» Objective: From the entries that follow, gather each line holding the word "level".

» Material supplied:
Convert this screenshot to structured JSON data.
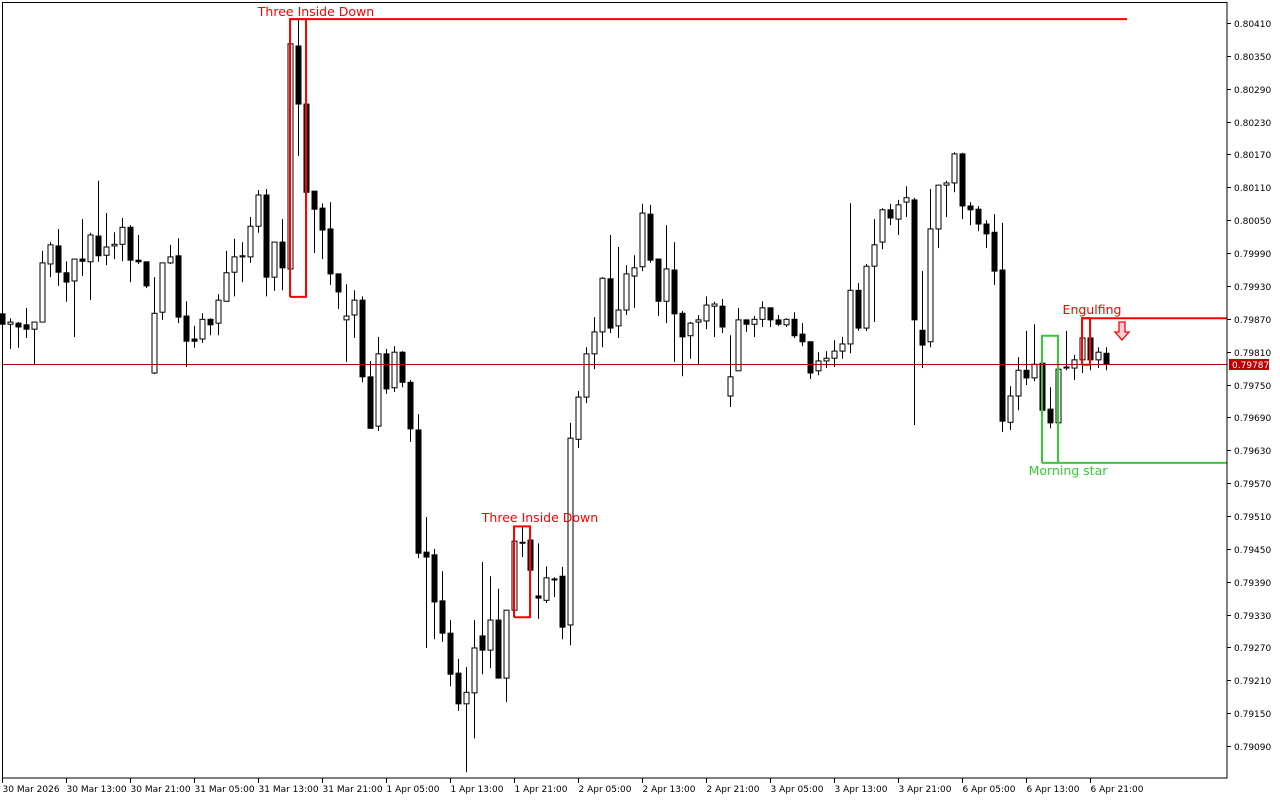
{
  "chart_data": {
    "type": "candlestick",
    "timeframe_labels": [
      "30 Mar 2026",
      "30 Mar 13:00",
      "30 Mar 21:00",
      "31 Mar 05:00",
      "31 Mar 13:00",
      "31 Mar 21:00",
      "1 Apr 05:00",
      "1 Apr 13:00",
      "1 Apr 21:00",
      "2 Apr 05:00",
      "2 Apr 13:00",
      "2 Apr 21:00",
      "3 Apr 05:00",
      "3 Apr 13:00",
      "3 Apr 21:00",
      "6 Apr 05:00",
      "6 Apr 13:00",
      "6 Apr 21:00"
    ],
    "x_label_every_bars": 8,
    "price_ticks": [
      "0.80410",
      "0.80350",
      "0.80290",
      "0.80230",
      "0.80170",
      "0.80110",
      "0.80050",
      "0.79990",
      "0.79930",
      "0.79870",
      "0.79810",
      "0.79750",
      "0.79690",
      "0.79630",
      "0.79570",
      "0.79510",
      "0.79450",
      "0.79390",
      "0.79330",
      "0.79270",
      "0.79210",
      "0.79150",
      "0.79090"
    ],
    "ylim": [
      0.7903,
      0.8046
    ],
    "grid": false,
    "current_price": "0.79787",
    "ohlc_fields": [
      "open",
      "high",
      "low",
      "close"
    ],
    "candles": [
      [
        0.79879,
        0.79886,
        0.79831,
        0.7986
      ],
      [
        0.7986,
        0.79871,
        0.79815,
        0.79864
      ],
      [
        0.79862,
        0.79864,
        0.79817,
        0.79855
      ],
      [
        0.79859,
        0.7989,
        0.79835,
        0.79851
      ],
      [
        0.79851,
        0.79864,
        0.79786,
        0.79864
      ],
      [
        0.79864,
        0.79994,
        0.79864,
        0.79972
      ],
      [
        0.7997,
        0.8001,
        0.79946,
        0.80005
      ],
      [
        0.80003,
        0.80034,
        0.7993,
        0.79955
      ],
      [
        0.79954,
        0.79975,
        0.79901,
        0.79937
      ],
      [
        0.79939,
        0.79979,
        0.79837,
        0.79979
      ],
      [
        0.79979,
        0.80052,
        0.79948,
        0.79975
      ],
      [
        0.79974,
        0.80027,
        0.79904,
        0.80023
      ],
      [
        0.80021,
        0.80122,
        0.79974,
        0.79985
      ],
      [
        0.79986,
        0.80063,
        0.79968,
        0.80001
      ],
      [
        0.80003,
        0.80028,
        0.79979,
        0.80006
      ],
      [
        0.80006,
        0.80054,
        0.79975,
        0.80037
      ],
      [
        0.80037,
        0.80041,
        0.79937,
        0.79977
      ],
      [
        0.79977,
        0.80023,
        0.7997,
        0.79974
      ],
      [
        0.79974,
        0.79974,
        0.79926,
        0.7993
      ],
      [
        0.79771,
        0.79946,
        0.79769,
        0.7988
      ],
      [
        0.79882,
        0.79972,
        0.79868,
        0.79972
      ],
      [
        0.79972,
        0.80005,
        0.7997,
        0.79983
      ],
      [
        0.79985,
        0.80017,
        0.79862,
        0.79873
      ],
      [
        0.79875,
        0.79902,
        0.79782,
        0.79829
      ],
      [
        0.79833,
        0.79857,
        0.79817,
        0.79829
      ],
      [
        0.79833,
        0.7988,
        0.79826,
        0.79869
      ],
      [
        0.79869,
        0.79871,
        0.7984,
        0.79859
      ],
      [
        0.79862,
        0.79915,
        0.7984,
        0.79904
      ],
      [
        0.79902,
        0.79994,
        0.79901,
        0.79954
      ],
      [
        0.79955,
        0.80016,
        0.79911,
        0.79983
      ],
      [
        0.79983,
        0.8001,
        0.79937,
        0.79985
      ],
      [
        0.79983,
        0.80056,
        0.79972,
        0.80039
      ],
      [
        0.80039,
        0.80105,
        0.80027,
        0.80096
      ],
      [
        0.80096,
        0.80107,
        0.79911,
        0.79946
      ],
      [
        0.79946,
        0.8001,
        0.79921,
        0.8001
      ],
      [
        0.8001,
        0.80052,
        0.79922,
        0.79963
      ],
      [
        0.79961,
        0.80375,
        0.7991,
        0.80372
      ],
      [
        0.80368,
        0.80415,
        0.80167,
        0.80262
      ],
      [
        0.80262,
        0.80339,
        0.80028,
        0.80101
      ],
      [
        0.80103,
        0.80103,
        0.7999,
        0.8007
      ],
      [
        0.80072,
        0.80081,
        0.79979,
        0.80032
      ],
      [
        0.80034,
        0.80083,
        0.79932,
        0.79952
      ],
      [
        0.79952,
        0.79952,
        0.79888,
        0.79919
      ],
      [
        0.79868,
        0.79933,
        0.79791,
        0.79875
      ],
      [
        0.79877,
        0.79922,
        0.79835,
        0.79904
      ],
      [
        0.79904,
        0.79911,
        0.79754,
        0.79764
      ],
      [
        0.79764,
        0.79793,
        0.79669,
        0.7967
      ],
      [
        0.79674,
        0.79837,
        0.79665,
        0.79806
      ],
      [
        0.79806,
        0.79815,
        0.79733,
        0.79742
      ],
      [
        0.79744,
        0.7982,
        0.79736,
        0.79809
      ],
      [
        0.79809,
        0.79811,
        0.79745,
        0.79754
      ],
      [
        0.79754,
        0.79758,
        0.79645,
        0.79669
      ],
      [
        0.79667,
        0.79696,
        0.79433,
        0.79442
      ],
      [
        0.79444,
        0.79508,
        0.79269,
        0.79435
      ],
      [
        0.79439,
        0.7945,
        0.79285,
        0.79353
      ],
      [
        0.79355,
        0.79409,
        0.7928,
        0.79296
      ],
      [
        0.79296,
        0.7932,
        0.79199,
        0.79221
      ],
      [
        0.79223,
        0.79249,
        0.79154,
        0.79167
      ],
      [
        0.79167,
        0.79234,
        0.79042,
        0.79188
      ],
      [
        0.79187,
        0.7932,
        0.79104,
        0.79269
      ],
      [
        0.79291,
        0.79426,
        0.79221,
        0.79265
      ],
      [
        0.79265,
        0.794,
        0.79232,
        0.7932
      ],
      [
        0.7932,
        0.79377,
        0.79214,
        0.79214
      ],
      [
        0.79214,
        0.79338,
        0.7917,
        0.79338
      ],
      [
        0.79338,
        0.79468,
        0.79325,
        0.79464
      ],
      [
        0.79461,
        0.79491,
        0.79435,
        0.79462
      ],
      [
        0.79466,
        0.79468,
        0.79404,
        0.79411
      ],
      [
        0.79364,
        0.7946,
        0.79322,
        0.7936
      ],
      [
        0.79356,
        0.79418,
        0.79351,
        0.79397
      ],
      [
        0.79394,
        0.79398,
        0.79362,
        0.79395
      ],
      [
        0.794,
        0.79417,
        0.79285,
        0.79307
      ],
      [
        0.79311,
        0.7968,
        0.79274,
        0.79652
      ],
      [
        0.7965,
        0.79738,
        0.79634,
        0.79727
      ],
      [
        0.79727,
        0.79818,
        0.79716,
        0.79806
      ],
      [
        0.79806,
        0.79873,
        0.79778,
        0.79846
      ],
      [
        0.79846,
        0.79946,
        0.79818,
        0.79944
      ],
      [
        0.79943,
        0.80023,
        0.79844,
        0.79853
      ],
      [
        0.79857,
        0.80001,
        0.79835,
        0.79886
      ],
      [
        0.79886,
        0.79968,
        0.79877,
        0.79952
      ],
      [
        0.79948,
        0.79986,
        0.7989,
        0.79963
      ],
      [
        0.79965,
        0.8008,
        0.79957,
        0.80063
      ],
      [
        0.80061,
        0.80078,
        0.79972,
        0.79977
      ],
      [
        0.79979,
        0.79979,
        0.79875,
        0.79902
      ],
      [
        0.79902,
        0.80041,
        0.79862,
        0.79961
      ],
      [
        0.79959,
        0.8001,
        0.79791,
        0.79879
      ],
      [
        0.7988,
        0.79884,
        0.79765,
        0.79837
      ],
      [
        0.79839,
        0.79864,
        0.79797,
        0.79862
      ],
      [
        0.79864,
        0.79877,
        0.79787,
        0.79868
      ],
      [
        0.79866,
        0.79911,
        0.79851,
        0.79895
      ],
      [
        0.79893,
        0.79901,
        0.79837,
        0.79897
      ],
      [
        0.79893,
        0.79906,
        0.79844,
        0.79855
      ],
      [
        0.79729,
        0.7984,
        0.79709,
        0.79764
      ],
      [
        0.79775,
        0.7989,
        0.79775,
        0.79868
      ],
      [
        0.79868,
        0.79869,
        0.79846,
        0.7986
      ],
      [
        0.7986,
        0.79875,
        0.79837,
        0.79869
      ],
      [
        0.79869,
        0.79902,
        0.79855,
        0.7989
      ],
      [
        0.7989,
        0.79891,
        0.79855,
        0.79868
      ],
      [
        0.79868,
        0.79877,
        0.79857,
        0.7986
      ],
      [
        0.79859,
        0.79871,
        0.79855,
        0.79869
      ],
      [
        0.79869,
        0.79882,
        0.79835,
        0.79839
      ],
      [
        0.79842,
        0.79862,
        0.7982,
        0.79828
      ],
      [
        0.79828,
        0.79829,
        0.7976,
        0.79771
      ],
      [
        0.79775,
        0.79809,
        0.79767,
        0.79793
      ],
      [
        0.79793,
        0.79811,
        0.7978,
        0.79798
      ],
      [
        0.79798,
        0.79831,
        0.79782,
        0.79811
      ],
      [
        0.79811,
        0.79837,
        0.79797,
        0.79824
      ],
      [
        0.79824,
        0.80081,
        0.79807,
        0.79922
      ],
      [
        0.79922,
        0.79935,
        0.79848,
        0.79853
      ],
      [
        0.79853,
        0.7997,
        0.79848,
        0.79966
      ],
      [
        0.79966,
        0.80052,
        0.79864,
        0.80005
      ],
      [
        0.8001,
        0.80072,
        0.79997,
        0.80069
      ],
      [
        0.80069,
        0.8008,
        0.80041,
        0.80054
      ],
      [
        0.80052,
        0.80087,
        0.80023,
        0.80078
      ],
      [
        0.80083,
        0.80112,
        0.80056,
        0.80091
      ],
      [
        0.80087,
        0.80091,
        0.79676,
        0.79868
      ],
      [
        0.79849,
        0.79957,
        0.7978,
        0.79822
      ],
      [
        0.79828,
        0.80107,
        0.79818,
        0.80034
      ],
      [
        0.80034,
        0.80114,
        0.79999,
        0.80114
      ],
      [
        0.80114,
        0.80122,
        0.80056,
        0.80118
      ],
      [
        0.80118,
        0.80174,
        0.80101,
        0.80171
      ],
      [
        0.80171,
        0.80173,
        0.80052,
        0.80076
      ],
      [
        0.80076,
        0.80083,
        0.80041,
        0.80069
      ],
      [
        0.8007,
        0.80076,
        0.8003,
        0.80043
      ],
      [
        0.80043,
        0.8005,
        0.79999,
        0.80025
      ],
      [
        0.80028,
        0.80061,
        0.79932,
        0.79957
      ],
      [
        0.79959,
        0.80045,
        0.79663,
        0.79683
      ],
      [
        0.79681,
        0.79747,
        0.79667,
        0.79729
      ],
      [
        0.79729,
        0.798,
        0.79703,
        0.79776
      ],
      [
        0.79776,
        0.79848,
        0.79749,
        0.79762
      ],
      [
        0.79762,
        0.7986,
        0.79756,
        0.79787
      ],
      [
        0.79789,
        0.79789,
        0.79698,
        0.79703
      ],
      [
        0.79705,
        0.79745,
        0.7967,
        0.7968
      ],
      [
        0.7968,
        0.79787,
        0.79607,
        0.79778
      ],
      [
        0.7978,
        0.79848,
        0.79776,
        0.79782
      ],
      [
        0.7978,
        0.79804,
        0.79758,
        0.79795
      ],
      [
        0.79795,
        0.79871,
        0.79771,
        0.79835
      ],
      [
        0.79835,
        0.79851,
        0.79776,
        0.79795
      ],
      [
        0.79795,
        0.79818,
        0.7978,
        0.79809
      ],
      [
        0.79807,
        0.79818,
        0.79776,
        0.79787
      ]
    ],
    "patterns": [
      {
        "label": "Three Inside Down",
        "color": "#ff0000",
        "start_bar": 36,
        "end_bar": 38,
        "top": 0.80417,
        "bottom": 0.7991,
        "level": 0.80417
      },
      {
        "label": "Three Inside Down",
        "color": "#ff0000",
        "start_bar": 64,
        "end_bar": 66,
        "top": 0.79491,
        "bottom": 0.79325
      },
      {
        "label": "Engulfing",
        "color": "#ff0000",
        "start_bar": 135,
        "end_bar": 136,
        "top": 0.79871,
        "bottom": 0.79786,
        "level": 0.79871,
        "signal": "sell-arrow"
      },
      {
        "label": "Morning star",
        "color": "#33cc33",
        "start_bar": 130,
        "end_bar": 132,
        "top": 0.79839,
        "bottom": 0.79607,
        "level": 0.79607
      }
    ],
    "colors": {
      "bull_body": "#ffffff",
      "bear_body": "#000000",
      "outline": "#000000",
      "price_line": "#b00000",
      "price_tag": "#c00000"
    }
  }
}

» Result of this task:
        "level": 0.80417
        "level": 0.79871,
        "level": 0.79607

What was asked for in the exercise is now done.